## Request
Pull out every line of the listing below where "this" appears.

## Given information
___

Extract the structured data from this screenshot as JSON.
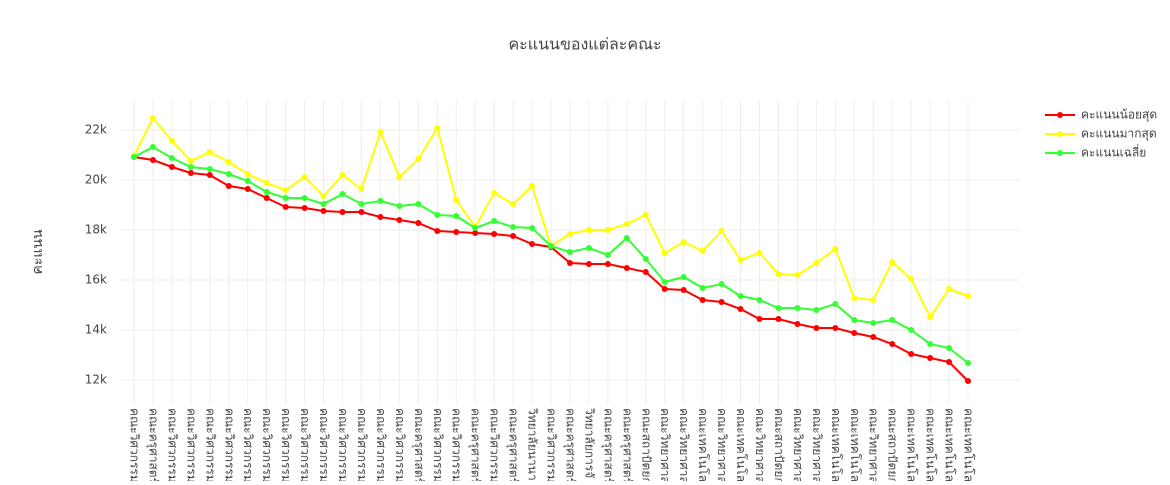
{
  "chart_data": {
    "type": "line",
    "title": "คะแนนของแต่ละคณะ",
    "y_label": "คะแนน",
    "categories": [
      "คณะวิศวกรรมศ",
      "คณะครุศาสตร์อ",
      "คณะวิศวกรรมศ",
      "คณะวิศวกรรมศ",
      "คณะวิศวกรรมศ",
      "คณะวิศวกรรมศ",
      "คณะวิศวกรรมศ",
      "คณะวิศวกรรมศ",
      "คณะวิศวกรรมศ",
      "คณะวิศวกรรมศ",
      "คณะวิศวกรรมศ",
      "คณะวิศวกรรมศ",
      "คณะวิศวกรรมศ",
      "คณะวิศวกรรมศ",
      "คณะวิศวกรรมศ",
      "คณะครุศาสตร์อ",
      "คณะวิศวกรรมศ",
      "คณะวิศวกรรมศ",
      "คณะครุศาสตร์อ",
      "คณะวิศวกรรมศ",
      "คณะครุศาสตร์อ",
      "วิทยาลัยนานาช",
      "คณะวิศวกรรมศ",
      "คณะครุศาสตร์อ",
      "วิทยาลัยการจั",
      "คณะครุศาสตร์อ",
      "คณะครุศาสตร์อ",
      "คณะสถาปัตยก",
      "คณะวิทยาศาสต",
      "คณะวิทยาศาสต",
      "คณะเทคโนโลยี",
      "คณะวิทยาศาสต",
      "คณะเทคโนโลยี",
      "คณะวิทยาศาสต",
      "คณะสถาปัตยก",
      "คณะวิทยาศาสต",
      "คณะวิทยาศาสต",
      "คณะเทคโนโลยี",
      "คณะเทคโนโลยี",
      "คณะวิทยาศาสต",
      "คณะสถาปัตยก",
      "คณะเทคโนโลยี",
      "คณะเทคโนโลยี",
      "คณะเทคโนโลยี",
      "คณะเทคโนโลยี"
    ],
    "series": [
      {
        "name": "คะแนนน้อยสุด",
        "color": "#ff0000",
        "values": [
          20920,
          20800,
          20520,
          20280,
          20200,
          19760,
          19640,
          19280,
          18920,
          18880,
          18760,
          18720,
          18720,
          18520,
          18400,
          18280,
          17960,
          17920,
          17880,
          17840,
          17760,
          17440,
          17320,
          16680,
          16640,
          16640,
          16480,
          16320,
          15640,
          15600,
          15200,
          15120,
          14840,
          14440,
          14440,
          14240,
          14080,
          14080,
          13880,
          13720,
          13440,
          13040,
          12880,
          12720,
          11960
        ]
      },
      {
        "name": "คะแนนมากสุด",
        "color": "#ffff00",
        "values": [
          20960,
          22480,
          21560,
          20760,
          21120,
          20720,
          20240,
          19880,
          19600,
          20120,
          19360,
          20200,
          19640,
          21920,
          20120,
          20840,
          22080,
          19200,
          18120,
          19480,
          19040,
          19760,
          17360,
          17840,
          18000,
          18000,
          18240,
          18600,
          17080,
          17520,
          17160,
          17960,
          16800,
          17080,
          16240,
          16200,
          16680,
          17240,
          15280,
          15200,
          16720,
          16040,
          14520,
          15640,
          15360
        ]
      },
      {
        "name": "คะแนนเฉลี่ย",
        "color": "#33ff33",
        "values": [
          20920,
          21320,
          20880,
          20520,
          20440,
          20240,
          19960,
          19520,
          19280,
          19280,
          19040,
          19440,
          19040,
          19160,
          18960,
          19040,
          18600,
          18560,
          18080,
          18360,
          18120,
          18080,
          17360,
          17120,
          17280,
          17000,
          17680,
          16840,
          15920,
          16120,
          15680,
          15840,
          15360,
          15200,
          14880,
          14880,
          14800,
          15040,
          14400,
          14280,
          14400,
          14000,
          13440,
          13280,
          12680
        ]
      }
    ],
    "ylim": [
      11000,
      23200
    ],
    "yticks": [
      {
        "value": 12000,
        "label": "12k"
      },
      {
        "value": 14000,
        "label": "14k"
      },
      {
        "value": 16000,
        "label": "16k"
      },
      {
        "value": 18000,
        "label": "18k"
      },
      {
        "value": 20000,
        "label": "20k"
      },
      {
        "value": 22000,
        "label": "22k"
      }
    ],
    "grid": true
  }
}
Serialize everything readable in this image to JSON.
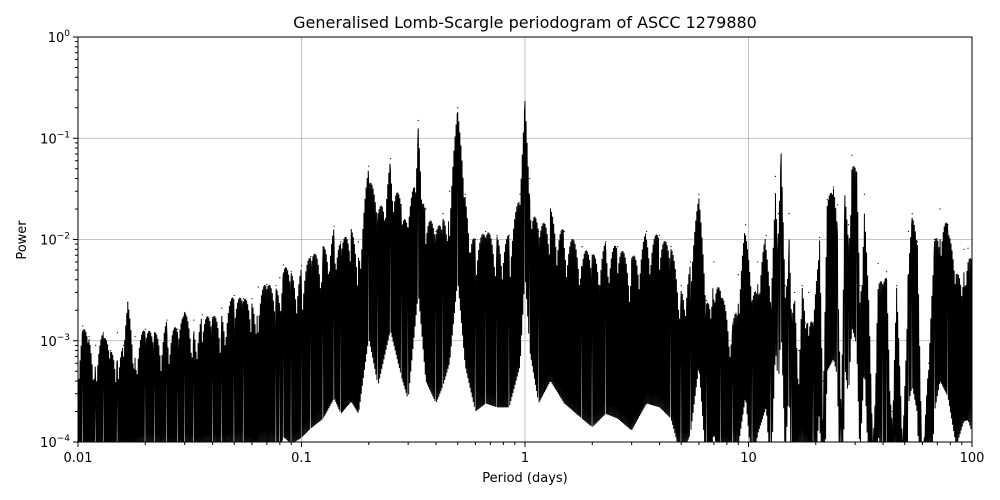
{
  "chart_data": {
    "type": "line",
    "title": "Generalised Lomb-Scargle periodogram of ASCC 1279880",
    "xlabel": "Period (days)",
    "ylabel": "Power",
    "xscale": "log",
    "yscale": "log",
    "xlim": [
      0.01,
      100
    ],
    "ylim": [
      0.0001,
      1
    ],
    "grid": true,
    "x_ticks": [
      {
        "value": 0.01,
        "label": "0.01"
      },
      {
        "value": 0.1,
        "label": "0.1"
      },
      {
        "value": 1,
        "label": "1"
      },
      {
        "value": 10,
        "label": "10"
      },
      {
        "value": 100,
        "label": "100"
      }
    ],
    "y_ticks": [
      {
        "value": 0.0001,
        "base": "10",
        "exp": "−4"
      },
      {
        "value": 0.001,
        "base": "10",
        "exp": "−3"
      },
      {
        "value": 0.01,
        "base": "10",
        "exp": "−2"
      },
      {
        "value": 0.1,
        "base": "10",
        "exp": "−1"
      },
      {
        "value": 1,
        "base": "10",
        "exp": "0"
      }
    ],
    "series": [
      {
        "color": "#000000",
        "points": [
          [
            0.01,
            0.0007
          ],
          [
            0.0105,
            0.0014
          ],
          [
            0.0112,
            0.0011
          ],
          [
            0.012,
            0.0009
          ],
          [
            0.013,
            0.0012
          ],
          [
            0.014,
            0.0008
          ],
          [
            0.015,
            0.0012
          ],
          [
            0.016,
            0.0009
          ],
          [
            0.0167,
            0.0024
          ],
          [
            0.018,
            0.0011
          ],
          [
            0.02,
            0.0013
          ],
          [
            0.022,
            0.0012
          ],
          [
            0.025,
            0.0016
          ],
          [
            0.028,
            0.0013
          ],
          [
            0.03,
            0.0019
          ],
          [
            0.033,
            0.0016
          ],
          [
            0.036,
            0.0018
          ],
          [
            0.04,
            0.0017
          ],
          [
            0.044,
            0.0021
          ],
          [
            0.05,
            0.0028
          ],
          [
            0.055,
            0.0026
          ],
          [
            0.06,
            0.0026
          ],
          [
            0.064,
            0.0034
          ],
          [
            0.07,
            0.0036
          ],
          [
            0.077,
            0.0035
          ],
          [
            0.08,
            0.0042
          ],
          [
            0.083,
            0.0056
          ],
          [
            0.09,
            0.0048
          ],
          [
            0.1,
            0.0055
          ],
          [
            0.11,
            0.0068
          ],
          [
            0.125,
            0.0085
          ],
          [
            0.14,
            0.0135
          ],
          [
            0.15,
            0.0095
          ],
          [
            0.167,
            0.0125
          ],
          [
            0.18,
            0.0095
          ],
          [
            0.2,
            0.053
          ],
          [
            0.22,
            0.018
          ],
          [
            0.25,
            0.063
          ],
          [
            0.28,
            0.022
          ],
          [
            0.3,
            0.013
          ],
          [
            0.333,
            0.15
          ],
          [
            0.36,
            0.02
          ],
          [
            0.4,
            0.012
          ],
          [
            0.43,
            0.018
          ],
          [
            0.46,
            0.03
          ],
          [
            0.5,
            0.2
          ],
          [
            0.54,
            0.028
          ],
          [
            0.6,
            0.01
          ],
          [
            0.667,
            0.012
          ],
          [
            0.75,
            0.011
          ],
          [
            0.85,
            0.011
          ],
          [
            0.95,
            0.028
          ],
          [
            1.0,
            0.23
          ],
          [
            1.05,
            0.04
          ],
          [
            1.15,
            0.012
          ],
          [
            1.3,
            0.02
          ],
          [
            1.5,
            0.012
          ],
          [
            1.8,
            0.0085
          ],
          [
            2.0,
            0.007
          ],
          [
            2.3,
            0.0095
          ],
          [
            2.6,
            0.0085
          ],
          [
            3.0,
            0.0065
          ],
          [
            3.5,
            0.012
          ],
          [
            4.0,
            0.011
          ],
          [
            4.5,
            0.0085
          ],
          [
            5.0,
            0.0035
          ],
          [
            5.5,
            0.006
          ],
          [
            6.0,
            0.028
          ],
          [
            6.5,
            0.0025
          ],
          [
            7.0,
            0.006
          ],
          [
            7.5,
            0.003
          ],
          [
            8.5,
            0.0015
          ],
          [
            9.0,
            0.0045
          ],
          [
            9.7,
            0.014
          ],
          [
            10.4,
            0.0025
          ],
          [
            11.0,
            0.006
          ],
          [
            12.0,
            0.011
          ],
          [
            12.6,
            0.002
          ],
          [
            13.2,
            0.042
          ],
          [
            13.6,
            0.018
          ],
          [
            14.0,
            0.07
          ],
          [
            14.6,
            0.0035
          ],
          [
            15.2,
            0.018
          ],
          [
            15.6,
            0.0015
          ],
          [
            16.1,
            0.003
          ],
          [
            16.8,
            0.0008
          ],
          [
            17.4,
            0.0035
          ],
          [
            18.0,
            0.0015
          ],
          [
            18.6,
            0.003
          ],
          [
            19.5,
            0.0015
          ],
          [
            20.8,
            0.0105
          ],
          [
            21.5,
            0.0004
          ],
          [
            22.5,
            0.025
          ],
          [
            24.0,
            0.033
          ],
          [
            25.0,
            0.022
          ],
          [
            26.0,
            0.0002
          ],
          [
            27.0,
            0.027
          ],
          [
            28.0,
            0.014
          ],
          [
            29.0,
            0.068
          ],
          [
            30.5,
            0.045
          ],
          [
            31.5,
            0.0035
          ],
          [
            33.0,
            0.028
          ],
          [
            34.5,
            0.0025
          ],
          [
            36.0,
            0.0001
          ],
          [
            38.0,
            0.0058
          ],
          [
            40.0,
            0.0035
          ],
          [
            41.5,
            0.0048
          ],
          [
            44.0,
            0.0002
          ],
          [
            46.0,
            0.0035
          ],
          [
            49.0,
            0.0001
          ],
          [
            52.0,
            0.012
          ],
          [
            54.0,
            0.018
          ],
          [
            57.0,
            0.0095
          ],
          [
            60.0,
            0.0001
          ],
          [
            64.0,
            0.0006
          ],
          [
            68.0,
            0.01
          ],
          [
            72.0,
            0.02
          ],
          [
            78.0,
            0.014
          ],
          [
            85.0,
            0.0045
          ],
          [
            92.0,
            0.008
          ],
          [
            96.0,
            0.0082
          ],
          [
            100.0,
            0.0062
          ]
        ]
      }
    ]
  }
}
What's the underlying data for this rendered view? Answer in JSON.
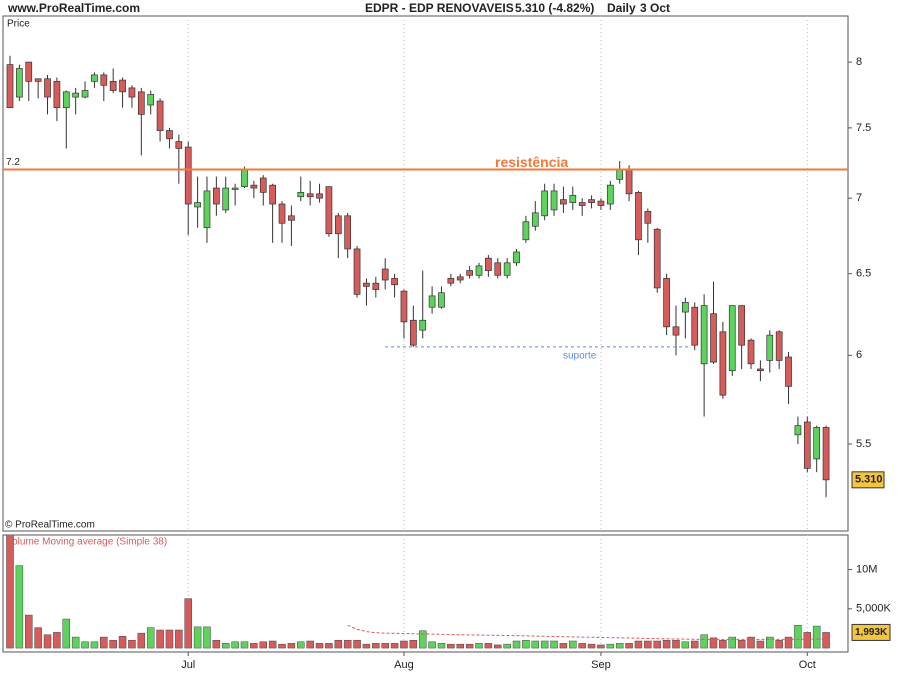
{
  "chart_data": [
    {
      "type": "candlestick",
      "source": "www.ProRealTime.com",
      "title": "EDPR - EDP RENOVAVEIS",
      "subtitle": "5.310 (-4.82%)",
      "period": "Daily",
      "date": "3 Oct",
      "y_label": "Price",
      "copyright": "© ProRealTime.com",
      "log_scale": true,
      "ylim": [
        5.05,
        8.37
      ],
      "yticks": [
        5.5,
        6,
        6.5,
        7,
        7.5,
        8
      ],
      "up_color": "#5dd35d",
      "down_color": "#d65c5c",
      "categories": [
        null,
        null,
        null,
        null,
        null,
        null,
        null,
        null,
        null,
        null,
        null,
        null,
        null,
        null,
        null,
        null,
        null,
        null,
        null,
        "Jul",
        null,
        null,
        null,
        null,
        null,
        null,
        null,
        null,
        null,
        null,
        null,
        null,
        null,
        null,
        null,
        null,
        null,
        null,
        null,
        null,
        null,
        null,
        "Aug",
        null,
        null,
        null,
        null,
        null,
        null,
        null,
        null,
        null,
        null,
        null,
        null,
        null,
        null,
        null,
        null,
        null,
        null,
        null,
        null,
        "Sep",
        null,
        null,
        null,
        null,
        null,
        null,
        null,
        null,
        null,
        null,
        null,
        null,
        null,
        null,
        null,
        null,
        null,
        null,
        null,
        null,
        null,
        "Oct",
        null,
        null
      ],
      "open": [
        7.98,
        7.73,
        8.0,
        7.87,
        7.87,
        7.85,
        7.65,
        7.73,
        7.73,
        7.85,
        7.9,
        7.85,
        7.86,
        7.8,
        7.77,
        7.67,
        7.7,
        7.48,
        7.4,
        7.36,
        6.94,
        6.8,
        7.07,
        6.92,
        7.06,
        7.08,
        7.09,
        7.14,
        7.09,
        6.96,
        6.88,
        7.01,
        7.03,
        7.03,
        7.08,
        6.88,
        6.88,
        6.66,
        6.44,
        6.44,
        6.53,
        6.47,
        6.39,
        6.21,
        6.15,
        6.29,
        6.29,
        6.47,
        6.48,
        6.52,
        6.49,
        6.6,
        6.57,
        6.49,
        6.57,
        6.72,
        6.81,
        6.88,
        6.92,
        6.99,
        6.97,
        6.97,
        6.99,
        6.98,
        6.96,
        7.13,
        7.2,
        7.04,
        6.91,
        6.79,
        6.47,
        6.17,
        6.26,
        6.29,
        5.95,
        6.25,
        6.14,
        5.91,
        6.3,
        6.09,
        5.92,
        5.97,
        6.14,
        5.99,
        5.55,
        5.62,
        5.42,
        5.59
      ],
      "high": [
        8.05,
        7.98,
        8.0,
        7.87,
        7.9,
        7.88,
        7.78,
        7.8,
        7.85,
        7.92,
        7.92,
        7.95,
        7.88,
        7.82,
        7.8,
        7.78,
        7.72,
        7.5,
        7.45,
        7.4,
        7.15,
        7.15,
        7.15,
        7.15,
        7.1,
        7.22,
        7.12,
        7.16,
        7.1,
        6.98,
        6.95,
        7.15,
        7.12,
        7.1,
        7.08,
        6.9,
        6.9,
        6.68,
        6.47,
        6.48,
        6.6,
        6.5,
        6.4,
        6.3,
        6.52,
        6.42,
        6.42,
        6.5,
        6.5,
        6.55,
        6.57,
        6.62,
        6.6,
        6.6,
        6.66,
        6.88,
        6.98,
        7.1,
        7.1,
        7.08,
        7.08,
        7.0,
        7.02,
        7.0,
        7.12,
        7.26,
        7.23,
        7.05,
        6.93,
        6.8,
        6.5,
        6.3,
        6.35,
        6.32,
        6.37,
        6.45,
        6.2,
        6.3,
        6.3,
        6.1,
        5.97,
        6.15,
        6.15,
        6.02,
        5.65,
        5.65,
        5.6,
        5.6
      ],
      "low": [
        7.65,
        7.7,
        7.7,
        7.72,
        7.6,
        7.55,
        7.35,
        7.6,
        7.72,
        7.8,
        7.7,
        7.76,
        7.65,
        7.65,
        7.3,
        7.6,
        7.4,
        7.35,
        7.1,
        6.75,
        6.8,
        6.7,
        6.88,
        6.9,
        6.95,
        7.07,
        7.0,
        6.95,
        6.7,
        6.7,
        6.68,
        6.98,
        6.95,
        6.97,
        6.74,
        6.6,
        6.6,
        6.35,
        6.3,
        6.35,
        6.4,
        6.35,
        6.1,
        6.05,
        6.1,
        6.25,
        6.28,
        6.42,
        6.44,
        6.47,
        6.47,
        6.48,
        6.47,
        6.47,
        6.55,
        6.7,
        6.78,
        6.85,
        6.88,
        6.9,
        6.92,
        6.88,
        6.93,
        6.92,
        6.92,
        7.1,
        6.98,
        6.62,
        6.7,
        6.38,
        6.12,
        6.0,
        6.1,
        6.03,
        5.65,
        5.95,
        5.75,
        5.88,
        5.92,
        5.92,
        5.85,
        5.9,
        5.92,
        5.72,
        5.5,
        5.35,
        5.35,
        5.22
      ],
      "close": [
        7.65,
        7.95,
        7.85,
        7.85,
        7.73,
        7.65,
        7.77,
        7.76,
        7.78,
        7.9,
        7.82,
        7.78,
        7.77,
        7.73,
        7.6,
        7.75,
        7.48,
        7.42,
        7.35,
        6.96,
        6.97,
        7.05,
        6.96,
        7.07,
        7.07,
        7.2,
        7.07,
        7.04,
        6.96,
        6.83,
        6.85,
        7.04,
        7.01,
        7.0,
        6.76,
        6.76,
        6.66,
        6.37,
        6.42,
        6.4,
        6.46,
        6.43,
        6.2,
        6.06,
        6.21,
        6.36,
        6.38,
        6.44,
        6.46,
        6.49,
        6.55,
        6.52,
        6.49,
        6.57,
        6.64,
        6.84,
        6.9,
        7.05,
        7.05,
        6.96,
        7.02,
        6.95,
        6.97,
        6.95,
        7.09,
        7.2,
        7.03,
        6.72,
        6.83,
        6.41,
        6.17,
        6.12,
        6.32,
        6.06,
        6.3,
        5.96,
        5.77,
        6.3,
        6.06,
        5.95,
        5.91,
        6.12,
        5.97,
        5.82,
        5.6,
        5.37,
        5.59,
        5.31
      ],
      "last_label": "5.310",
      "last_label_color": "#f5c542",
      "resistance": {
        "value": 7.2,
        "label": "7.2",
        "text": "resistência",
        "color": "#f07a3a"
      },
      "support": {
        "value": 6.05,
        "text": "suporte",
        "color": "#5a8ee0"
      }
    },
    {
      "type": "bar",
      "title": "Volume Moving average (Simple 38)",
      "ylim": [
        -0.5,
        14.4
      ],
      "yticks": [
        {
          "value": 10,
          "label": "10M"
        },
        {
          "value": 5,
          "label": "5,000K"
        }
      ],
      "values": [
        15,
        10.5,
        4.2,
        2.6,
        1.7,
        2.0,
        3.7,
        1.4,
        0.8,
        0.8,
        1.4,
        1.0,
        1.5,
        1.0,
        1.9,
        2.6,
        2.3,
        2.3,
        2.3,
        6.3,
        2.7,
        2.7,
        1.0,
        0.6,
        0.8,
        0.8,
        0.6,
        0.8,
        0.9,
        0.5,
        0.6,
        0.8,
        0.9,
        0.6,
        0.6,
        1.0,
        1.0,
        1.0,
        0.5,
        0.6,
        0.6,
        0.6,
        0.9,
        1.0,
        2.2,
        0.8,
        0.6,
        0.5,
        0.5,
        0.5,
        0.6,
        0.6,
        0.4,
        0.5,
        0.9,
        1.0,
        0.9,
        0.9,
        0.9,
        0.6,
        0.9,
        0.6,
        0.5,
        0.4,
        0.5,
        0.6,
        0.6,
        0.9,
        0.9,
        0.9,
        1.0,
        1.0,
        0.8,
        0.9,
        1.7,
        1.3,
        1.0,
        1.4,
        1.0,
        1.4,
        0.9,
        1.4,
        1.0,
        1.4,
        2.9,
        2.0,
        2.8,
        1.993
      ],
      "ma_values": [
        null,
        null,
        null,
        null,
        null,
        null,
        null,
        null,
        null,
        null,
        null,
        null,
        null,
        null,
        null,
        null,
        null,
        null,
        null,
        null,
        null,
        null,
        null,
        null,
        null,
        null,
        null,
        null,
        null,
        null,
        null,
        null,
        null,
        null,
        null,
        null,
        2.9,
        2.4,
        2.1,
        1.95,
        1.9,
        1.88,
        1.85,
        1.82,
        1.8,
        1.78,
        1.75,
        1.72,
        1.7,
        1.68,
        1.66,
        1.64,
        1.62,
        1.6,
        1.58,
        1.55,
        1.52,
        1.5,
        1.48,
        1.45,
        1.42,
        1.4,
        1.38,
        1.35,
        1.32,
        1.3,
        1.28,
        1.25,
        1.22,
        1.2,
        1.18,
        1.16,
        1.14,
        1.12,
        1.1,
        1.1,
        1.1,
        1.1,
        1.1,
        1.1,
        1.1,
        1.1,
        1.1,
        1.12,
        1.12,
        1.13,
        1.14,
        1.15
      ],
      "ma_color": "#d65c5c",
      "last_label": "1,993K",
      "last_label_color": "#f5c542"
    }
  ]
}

___

## The answer
Extract the structured data from this screenshot as JSON.
Serialize everything readable in this image to JSON.
What's the underlying data for this rendered view? Answer in JSON.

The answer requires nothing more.